Provided entries -
--------------------

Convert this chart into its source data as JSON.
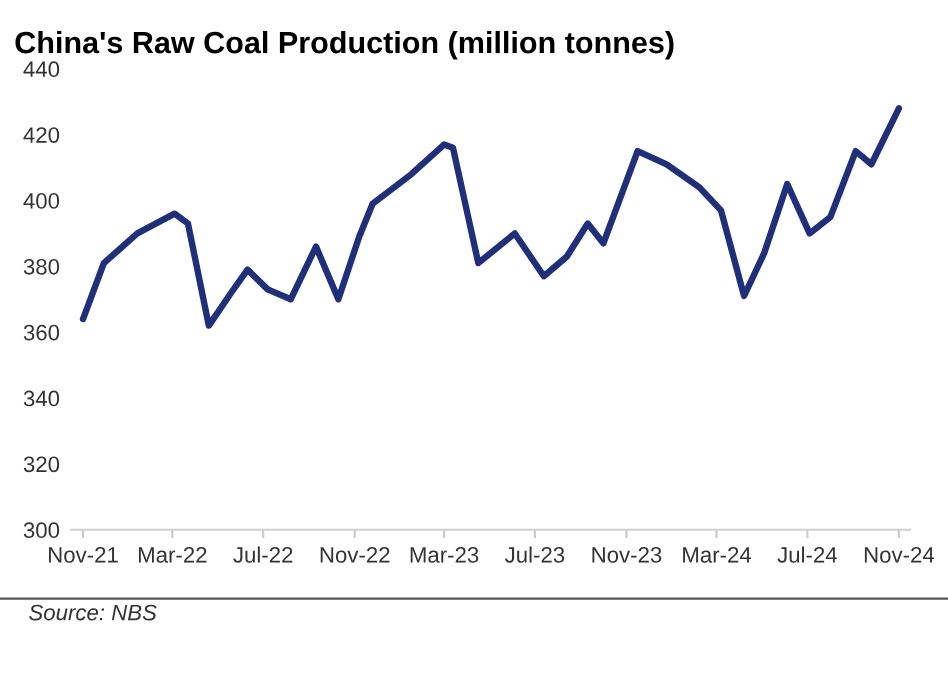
{
  "chart_data": {
    "type": "line",
    "title": "China's Raw Coal Production (million tonnes)",
    "x": [
      "2021-11-01",
      "2021-11-29",
      "2022-01-13",
      "2022-03-04",
      "2022-03-22",
      "2022-04-19",
      "2022-05-19",
      "2022-06-10",
      "2022-07-07",
      "2022-08-07",
      "2022-09-10",
      "2022-10-10",
      "2022-11-07",
      "2022-11-25",
      "2023-01-16",
      "2023-03-01",
      "2023-03-13",
      "2023-04-16",
      "2023-06-04",
      "2023-07-13",
      "2023-08-13",
      "2023-09-10",
      "2023-10-01",
      "2023-11-16",
      "2023-12-25",
      "2024-02-07",
      "2024-03-07",
      "2024-04-07",
      "2024-05-04",
      "2024-06-04",
      "2024-07-04",
      "2024-08-01",
      "2024-09-04",
      "2024-09-25",
      "2024-11-01"
    ],
    "series": [
      {
        "color": "#1f2f7a",
        "values": [
          364,
          381,
          390,
          396,
          393,
          362,
          372,
          379,
          373,
          370,
          386,
          370,
          389,
          399,
          408,
          417,
          416,
          381,
          390,
          377,
          383,
          393,
          387,
          415,
          411,
          404,
          397,
          371,
          384,
          405,
          390,
          395,
          415,
          411,
          428
        ]
      }
    ],
    "xlim": [
      "2021-10-16",
      "2024-11-16"
    ],
    "xticks": [
      {
        "value": "2021-11-01",
        "label": "Nov-21"
      },
      {
        "value": "2022-03-01",
        "label": "Mar-22"
      },
      {
        "value": "2022-07-01",
        "label": "Jul-22"
      },
      {
        "value": "2022-11-01",
        "label": "Nov-22"
      },
      {
        "value": "2023-03-01",
        "label": "Mar-23"
      },
      {
        "value": "2023-07-01",
        "label": "Jul-23"
      },
      {
        "value": "2023-11-01",
        "label": "Nov-23"
      },
      {
        "value": "2024-03-01",
        "label": "Mar-24"
      },
      {
        "value": "2024-07-01",
        "label": "Jul-24"
      },
      {
        "value": "2024-11-01",
        "label": "Nov-24"
      }
    ],
    "ylim": [
      300,
      440
    ],
    "yticks": [
      300,
      320,
      340,
      360,
      380,
      400,
      420,
      440
    ],
    "grid": false,
    "marker": "none",
    "line_style": "solid",
    "annotations": [
      "Source: NBS"
    ]
  }
}
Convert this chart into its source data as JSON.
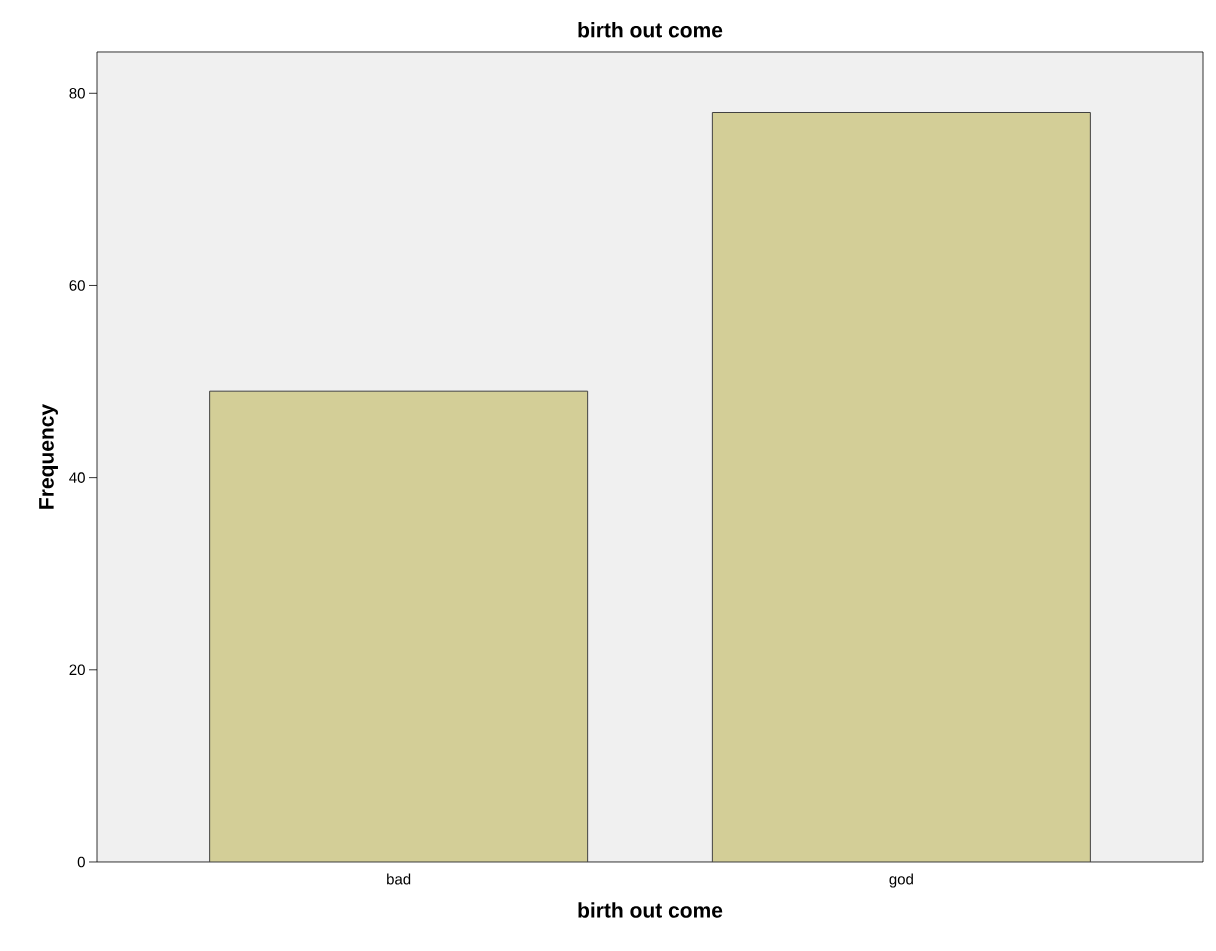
{
  "chart_data": {
    "type": "bar",
    "title": "birth out come",
    "xlabel": "birth out come",
    "ylabel": "Frequency",
    "categories": [
      "bad",
      "god"
    ],
    "values": [
      49,
      78
    ],
    "color": "#d3ce97",
    "ylim": [
      0,
      84.3
    ],
    "yticks": [
      0,
      20,
      40,
      60,
      80
    ],
    "grid": false
  }
}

--------------------

What is expected - Scan the entries above for the word "title" and collect each line holding it.

Written solution -
    "title": "China's Raw Coal Production (million tonnes)",
    "title": "birth out come",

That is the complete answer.